>> begin PROVIDED DATA
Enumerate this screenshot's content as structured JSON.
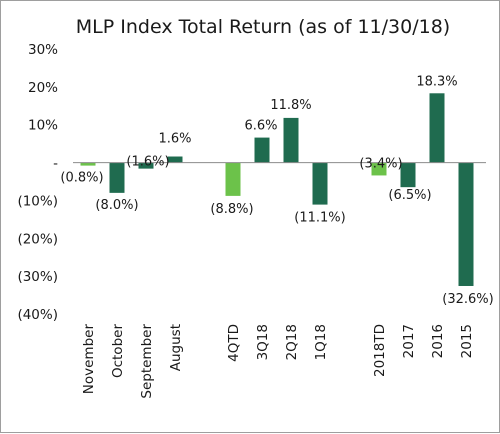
{
  "chart_data": {
    "type": "bar",
    "title": "MLP Index Total Return (as of 11/30/18)",
    "ylim": [
      -40,
      30
    ],
    "yticks": [
      30,
      20,
      10,
      0,
      -10,
      -20,
      -30,
      -40
    ],
    "ytick_labels": [
      "30%",
      "20%",
      "10%",
      "-",
      "(10%)",
      "(20%)",
      "(30%)",
      "(40%)"
    ],
    "grid": false,
    "legend": "none",
    "colors": {
      "light": "#6cc24a",
      "dark": "#1f6b4f"
    },
    "categories": [
      "November",
      "October",
      "September",
      "August",
      "4QTD",
      "3Q18",
      "2Q18",
      "1Q18",
      "2018TD",
      "2017",
      "2016",
      "2015"
    ],
    "values": [
      -0.8,
      -8.0,
      -1.6,
      1.6,
      -8.8,
      6.6,
      11.8,
      -11.1,
      -3.4,
      -6.5,
      18.3,
      -32.6
    ],
    "data_labels": [
      "(0.8%)",
      "(8.0%)",
      "(1.6%)",
      "1.6%",
      "(8.8%)",
      "6.6%",
      "11.8%",
      "(11.1%)",
      "(3.4%)",
      "(6.5%)",
      "18.3%",
      "(32.6%)"
    ],
    "bar_colors": [
      "light",
      "dark",
      "dark",
      "dark",
      "light",
      "dark",
      "dark",
      "dark",
      "light",
      "dark",
      "dark",
      "dark"
    ]
  }
}
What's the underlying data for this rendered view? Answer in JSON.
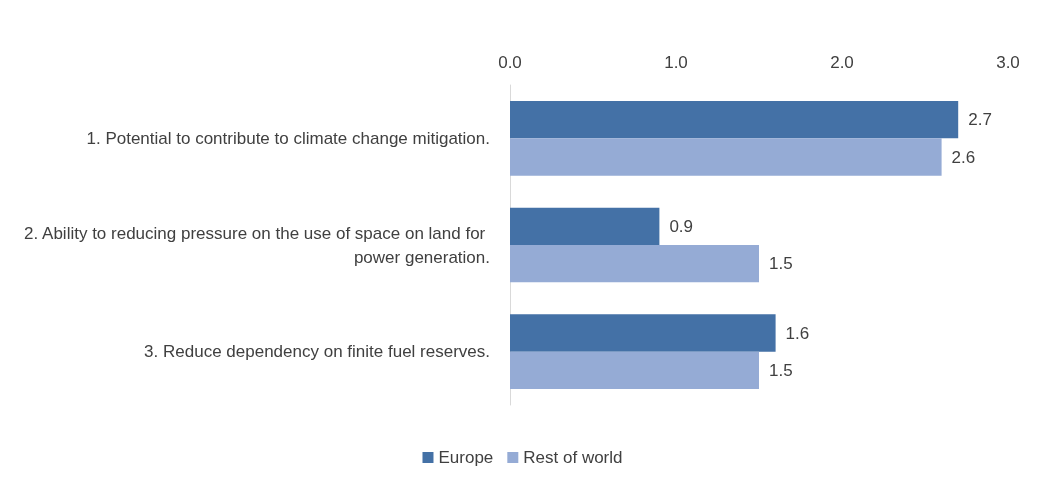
{
  "chart_data": {
    "type": "bar",
    "orientation": "horizontal",
    "categories": [
      "1. Potential to contribute to climate change mitigation.",
      "2. Ability to reducing pressure on the use of space on land for power generation.",
      "3. Reduce dependency on finite fuel reserves."
    ],
    "series": [
      {
        "name": "Europe",
        "color": "#4471a6",
        "values": [
          2.7,
          0.9,
          1.6
        ]
      },
      {
        "name": "Rest of world",
        "color": "#95abd5",
        "values": [
          2.6,
          1.5,
          1.5
        ]
      }
    ],
    "xlim": [
      0,
      3
    ],
    "xticks": [
      {
        "value": 0,
        "label": "0.0"
      },
      {
        "value": 1,
        "label": "1.0"
      },
      {
        "value": 2,
        "label": "2.0"
      },
      {
        "value": 3,
        "label": "3.0"
      }
    ],
    "data_labels": true,
    "grid": false,
    "legend": "bottom"
  }
}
>> end PROVIDED DATA
**WORK TO DO**
Write the full listing out again with every line unchanged, but include no pictures.

**TASK RESULT**
Enumerate this screenshot's content as structured JSON.
{
  "chart_data": {
    "type": "bar",
    "title": "MLP Index Total Return (as of 11/30/18)",
    "ylim": [
      -40,
      30
    ],
    "yticks": [
      30,
      20,
      10,
      0,
      -10,
      -20,
      -30,
      -40
    ],
    "ytick_labels": [
      "30%",
      "20%",
      "10%",
      "-",
      "(10%)",
      "(20%)",
      "(30%)",
      "(40%)"
    ],
    "grid": false,
    "legend": "none",
    "colors": {
      "light": "#6cc24a",
      "dark": "#1f6b4f"
    },
    "categories": [
      "November",
      "October",
      "September",
      "August",
      "4QTD",
      "3Q18",
      "2Q18",
      "1Q18",
      "2018TD",
      "2017",
      "2016",
      "2015"
    ],
    "values": [
      -0.8,
      -8.0,
      -1.6,
      1.6,
      -8.8,
      6.6,
      11.8,
      -11.1,
      -3.4,
      -6.5,
      18.3,
      -32.6
    ],
    "data_labels": [
      "(0.8%)",
      "(8.0%)",
      "(1.6%)",
      "1.6%",
      "(8.8%)",
      "6.6%",
      "11.8%",
      "(11.1%)",
      "(3.4%)",
      "(6.5%)",
      "18.3%",
      "(32.6%)"
    ],
    "bar_colors": [
      "light",
      "dark",
      "dark",
      "dark",
      "light",
      "dark",
      "dark",
      "dark",
      "light",
      "dark",
      "dark",
      "dark"
    ]
  }
}
What's the underlying data for this rendered view? Answer in JSON.
{
  "chart_data": {
    "type": "bar",
    "orientation": "horizontal",
    "categories": [
      "1. Potential to contribute to climate change mitigation.",
      "2. Ability to reducing pressure on the use of space on land for power generation.",
      "3. Reduce dependency on finite fuel reserves."
    ],
    "series": [
      {
        "name": "Europe",
        "color": "#4471a6",
        "values": [
          2.7,
          0.9,
          1.6
        ]
      },
      {
        "name": "Rest of world",
        "color": "#95abd5",
        "values": [
          2.6,
          1.5,
          1.5
        ]
      }
    ],
    "xlim": [
      0,
      3
    ],
    "xticks": [
      {
        "value": 0,
        "label": "0.0"
      },
      {
        "value": 1,
        "label": "1.0"
      },
      {
        "value": 2,
        "label": "2.0"
      },
      {
        "value": 3,
        "label": "3.0"
      }
    ],
    "data_labels": true,
    "grid": false,
    "legend": "bottom"
  }
}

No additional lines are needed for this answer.